_Your objective_
Your task is to give the data again, exactly, with every line intact.

_Provided records_
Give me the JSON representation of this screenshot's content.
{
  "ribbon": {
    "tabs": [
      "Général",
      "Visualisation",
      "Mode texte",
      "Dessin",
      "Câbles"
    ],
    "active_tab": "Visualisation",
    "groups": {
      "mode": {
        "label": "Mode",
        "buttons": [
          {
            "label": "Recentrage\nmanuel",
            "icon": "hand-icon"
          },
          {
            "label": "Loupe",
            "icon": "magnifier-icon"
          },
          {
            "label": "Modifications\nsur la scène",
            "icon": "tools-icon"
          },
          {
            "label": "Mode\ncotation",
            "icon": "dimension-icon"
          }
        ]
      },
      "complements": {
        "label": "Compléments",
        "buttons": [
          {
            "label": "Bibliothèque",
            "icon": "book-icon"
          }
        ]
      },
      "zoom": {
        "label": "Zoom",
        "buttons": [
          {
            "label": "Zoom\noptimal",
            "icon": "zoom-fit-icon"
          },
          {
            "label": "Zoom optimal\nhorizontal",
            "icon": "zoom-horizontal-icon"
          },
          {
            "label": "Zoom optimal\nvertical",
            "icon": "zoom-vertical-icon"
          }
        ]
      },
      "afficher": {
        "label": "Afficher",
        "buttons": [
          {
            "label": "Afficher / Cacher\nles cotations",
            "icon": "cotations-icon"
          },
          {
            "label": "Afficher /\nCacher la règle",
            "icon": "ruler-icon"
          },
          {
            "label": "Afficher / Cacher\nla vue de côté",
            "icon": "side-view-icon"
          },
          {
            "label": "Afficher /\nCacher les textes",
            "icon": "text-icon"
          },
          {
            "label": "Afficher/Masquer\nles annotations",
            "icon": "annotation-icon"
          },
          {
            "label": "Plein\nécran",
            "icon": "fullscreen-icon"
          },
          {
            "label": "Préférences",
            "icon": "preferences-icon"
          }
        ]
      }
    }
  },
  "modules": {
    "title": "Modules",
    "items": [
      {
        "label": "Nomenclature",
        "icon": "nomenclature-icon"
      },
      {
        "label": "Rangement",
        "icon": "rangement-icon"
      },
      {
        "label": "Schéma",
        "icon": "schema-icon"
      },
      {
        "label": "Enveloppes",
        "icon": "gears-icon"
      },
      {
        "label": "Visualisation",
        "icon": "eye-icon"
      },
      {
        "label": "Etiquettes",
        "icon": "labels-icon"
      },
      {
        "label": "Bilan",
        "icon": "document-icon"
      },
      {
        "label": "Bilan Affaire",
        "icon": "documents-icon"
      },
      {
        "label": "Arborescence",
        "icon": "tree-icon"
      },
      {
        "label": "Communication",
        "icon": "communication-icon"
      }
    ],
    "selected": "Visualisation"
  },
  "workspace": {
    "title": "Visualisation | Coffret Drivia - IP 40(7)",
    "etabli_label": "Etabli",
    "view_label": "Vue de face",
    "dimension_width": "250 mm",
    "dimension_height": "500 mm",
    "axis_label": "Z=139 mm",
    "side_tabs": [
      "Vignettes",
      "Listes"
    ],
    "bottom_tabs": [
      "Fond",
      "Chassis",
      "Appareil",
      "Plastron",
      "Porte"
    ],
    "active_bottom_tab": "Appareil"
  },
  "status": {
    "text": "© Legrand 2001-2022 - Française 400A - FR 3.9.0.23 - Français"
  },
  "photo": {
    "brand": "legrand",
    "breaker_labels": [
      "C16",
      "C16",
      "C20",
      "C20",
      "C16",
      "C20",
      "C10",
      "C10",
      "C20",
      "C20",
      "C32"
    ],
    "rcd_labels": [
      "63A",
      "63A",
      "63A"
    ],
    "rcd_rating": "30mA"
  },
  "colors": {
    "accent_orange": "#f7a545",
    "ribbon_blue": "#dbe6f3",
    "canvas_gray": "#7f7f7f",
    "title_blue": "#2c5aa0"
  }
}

_Complete response_
Give me the JSON representation of this screenshot's content.
{
  "ribbon": {
    "tabs": [
      "Général",
      "Visualisation",
      "Mode texte",
      "Dessin",
      "Câbles"
    ],
    "active_tab": "Visualisation",
    "groups": {
      "mode": {
        "label": "Mode",
        "buttons": [
          {
            "label": "Recentrage\nmanuel",
            "icon": "hand-icon"
          },
          {
            "label": "Loupe",
            "icon": "magnifier-icon"
          },
          {
            "label": "Modifications\nsur la scène",
            "icon": "tools-icon"
          },
          {
            "label": "Mode\ncotation",
            "icon": "dimension-icon"
          }
        ]
      },
      "complements": {
        "label": "Compléments",
        "buttons": [
          {
            "label": "Bibliothèque",
            "icon": "book-icon"
          }
        ]
      },
      "zoom": {
        "label": "Zoom",
        "buttons": [
          {
            "label": "Zoom\noptimal",
            "icon": "zoom-fit-icon"
          },
          {
            "label": "Zoom optimal\nhorizontal",
            "icon": "zoom-horizontal-icon"
          },
          {
            "label": "Zoom optimal\nvertical",
            "icon": "zoom-vertical-icon"
          }
        ]
      },
      "afficher": {
        "label": "Afficher",
        "buttons": [
          {
            "label": "Afficher / Cacher\nles cotations",
            "icon": "cotations-icon"
          },
          {
            "label": "Afficher /\nCacher la règle",
            "icon": "ruler-icon"
          },
          {
            "label": "Afficher / Cacher\nla vue de côté",
            "icon": "side-view-icon"
          },
          {
            "label": "Afficher /\nCacher les textes",
            "icon": "text-icon"
          },
          {
            "label": "Afficher/Masquer\nles annotations",
            "icon": "annotation-icon"
          },
          {
            "label": "Plein\nécran",
            "icon": "fullscreen-icon"
          },
          {
            "label": "Préférences",
            "icon": "preferences-icon"
          }
        ]
      }
    }
  },
  "modules": {
    "title": "Modules",
    "items": [
      {
        "label": "Nomenclature",
        "icon": "nomenclature-icon"
      },
      {
        "label": "Rangement",
        "icon": "rangement-icon"
      },
      {
        "label": "Schéma",
        "icon": "schema-icon"
      },
      {
        "label": "Enveloppes",
        "icon": "gears-icon"
      },
      {
        "label": "Visualisation",
        "icon": "eye-icon"
      },
      {
        "label": "Etiquettes",
        "icon": "labels-icon"
      },
      {
        "label": "Bilan",
        "icon": "document-icon"
      },
      {
        "label": "Bilan Affaire",
        "icon": "documents-icon"
      },
      {
        "label": "Arborescence",
        "icon": "tree-icon"
      },
      {
        "label": "Communication",
        "icon": "communication-icon"
      }
    ],
    "selected": "Visualisation"
  },
  "workspace": {
    "title": "Visualisation | Coffret Drivia - IP 40(7)",
    "etabli_label": "Etabli",
    "view_label": "Vue de face",
    "dimension_width": "250 mm",
    "dimension_height": "500 mm",
    "axis_label": "Z=139 mm",
    "side_tabs": [
      "Vignettes",
      "Listes"
    ],
    "bottom_tabs": [
      "Fond",
      "Chassis",
      "Appareil",
      "Plastron",
      "Porte"
    ],
    "active_bottom_tab": "Appareil"
  },
  "status": {
    "text": "© Legrand 2001-2022 - Française 400A - FR 3.9.0.23 - Français"
  },
  "photo": {
    "brand": "legrand",
    "breaker_labels": [
      "C16",
      "C16",
      "C20",
      "C20",
      "C16",
      "C20",
      "C10",
      "C10",
      "C20",
      "C20",
      "C32"
    ],
    "rcd_labels": [
      "63A",
      "63A",
      "63A"
    ],
    "rcd_rating": "30mA"
  },
  "colors": {
    "accent_orange": "#f7a545",
    "ribbon_blue": "#dbe6f3",
    "canvas_gray": "#7f7f7f",
    "title_blue": "#2c5aa0"
  }
}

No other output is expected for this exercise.